Data provided:
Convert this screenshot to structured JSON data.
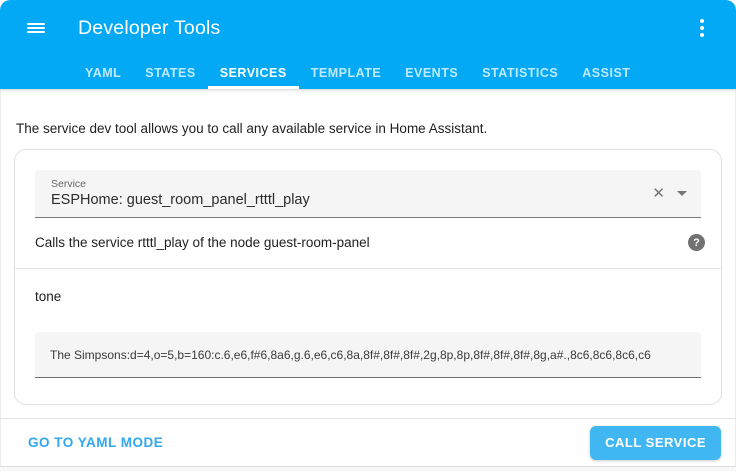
{
  "colors": {
    "header_bg": "#03a9f4",
    "active_tab_indicator": "#ffffff",
    "link_blue": "#30a7ee",
    "call_button_bg": "#41b7f1",
    "card_border": "#e0e0e0",
    "field_fill": "#f5f5f5"
  },
  "header": {
    "title": "Developer Tools",
    "active_tab": "SERVICES",
    "tabs": [
      {
        "label": "YAML"
      },
      {
        "label": "STATES"
      },
      {
        "label": "SERVICES"
      },
      {
        "label": "TEMPLATE"
      },
      {
        "label": "EVENTS"
      },
      {
        "label": "STATISTICS"
      },
      {
        "label": "ASSIST"
      }
    ]
  },
  "intro": "The service dev tool allows you to call any available service in Home Assistant.",
  "service_card": {
    "service_field": {
      "label": "Service",
      "value": "ESPHome: guest_room_panel_rtttl_play"
    },
    "description": "Calls the service rtttl_play of the node guest-room-panel",
    "help_icon_glyph": "?",
    "clear_icon_glyph": "✕",
    "data_field": {
      "name": "tone",
      "value": "The Simpsons:d=4,o=5,b=160:c.6,e6,f#6,8a6,g.6,e6,c6,8a,8f#,8f#,8f#,2g,8p,8p,8f#,8f#,8f#,8g,a#.,8c6,8c6,8c6,c6"
    }
  },
  "footer": {
    "yaml_mode_label": "GO TO YAML MODE",
    "call_service_label": "CALL SERVICE"
  }
}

Task instructions:
In the listing above, how many lines include the word "value"? Answer with the number and nothing more.

Full answer:
2